**Short exercise:**
Translate this sentence from the wafer-breakage patent text into Spanish: "One of the main challenges of this technology is wafer breakage."

**Source passage:**
----
APPARATUS TO REDUCE WAFER EDGE TEMPERATURE AND BREAKAGE OF WAFERS

Abstract

In some embodiments radiation incident on a wafer is provided to perform an annealing process, and the wafer is cooled at an edge portion to reduce temperature and stress on the wafer. Other embodiments are described and claimed.

Description

TECHNICAL FIELD

The inventions generally relate to reduction of high temperature and breakage of wafers (for example, in an ultra-fast wafer anneal process).

BACKGROUND

In microelectronics, a wafer is a thin slice of semiconducting material, such as a silicon crystal, upon which microcircuits are constructed by doping (for example, diffusion or ion implantation), chemical etching, and/or deposition of various materials. Wafers are made in various sizes, currently ranging, for example, from 1 inch (25.4 mm) to 11.8 inches (300 mm), and thicknesses, for example, of the order of 0.5 mm.

The trend in thermal processing that accompanies scaling the transistor sizes to smaller dimensions is to reduce the thermal cycle time combined with higher temperatures. For the modern process, this cycle time has been reduced to milliseconds with temperature jumps on the order of 100-1000 degrees Celsius. One of the main challenges of this technology is wafer breakage. The thermal stresses generated by heating the top surface of the entire wafer by up to approximately 1000C (1000 degrees Celsius) in approximately 1 msec produces tremendous stresses that can cause wafers to explode if there are defects in the incoming wafer. The most common failure is a wafer handling excursion on a process tool in an operation before the anneal step that results in edge damage. These excursions can result in thousands of affected wafers which need to be scrapped and can shut down an entire fab.

BRIEF DESCRIPTION OF THE DRAWINGS

The inventions will be understood more fully from the detailed description given below and from the accompanying drawings of some embodiments of the inventions which, however, should not be taken to limit the inventions to the specific embodiments described, but are for explanation and understanding only.

FIG. 1A illustrates a graph according to some embodiments of the inventions.

FIG. 1B illustrates a wafer according to some embodiments of the inventions.

FIG. 2A illustrates a graph according to some embodiments of the inventions.

FIG. 2B illustrates a bar graph according to some embodiments of the inventions.

FIG. 3A illustrates an arrangement according to some embodiments of the inventions.

FIG. 3B illustrates a shadow ring according to some embodiments of the inventions.

FIG. 3C illustrates a shadow ring according to some embodiments of the inventions.

FIG. 4 illustrates a graph according to some embodiments of the inventions.
----
**Material provided:**
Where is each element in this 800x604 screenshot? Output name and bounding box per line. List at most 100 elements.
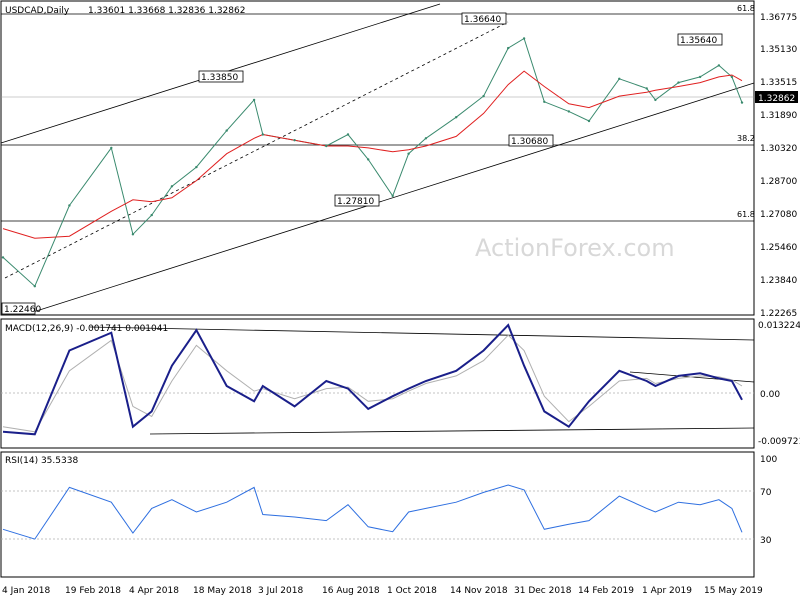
----
**Finished answer:**
Uno de los principales desafíos de esta tecnología es la rotura de obleas.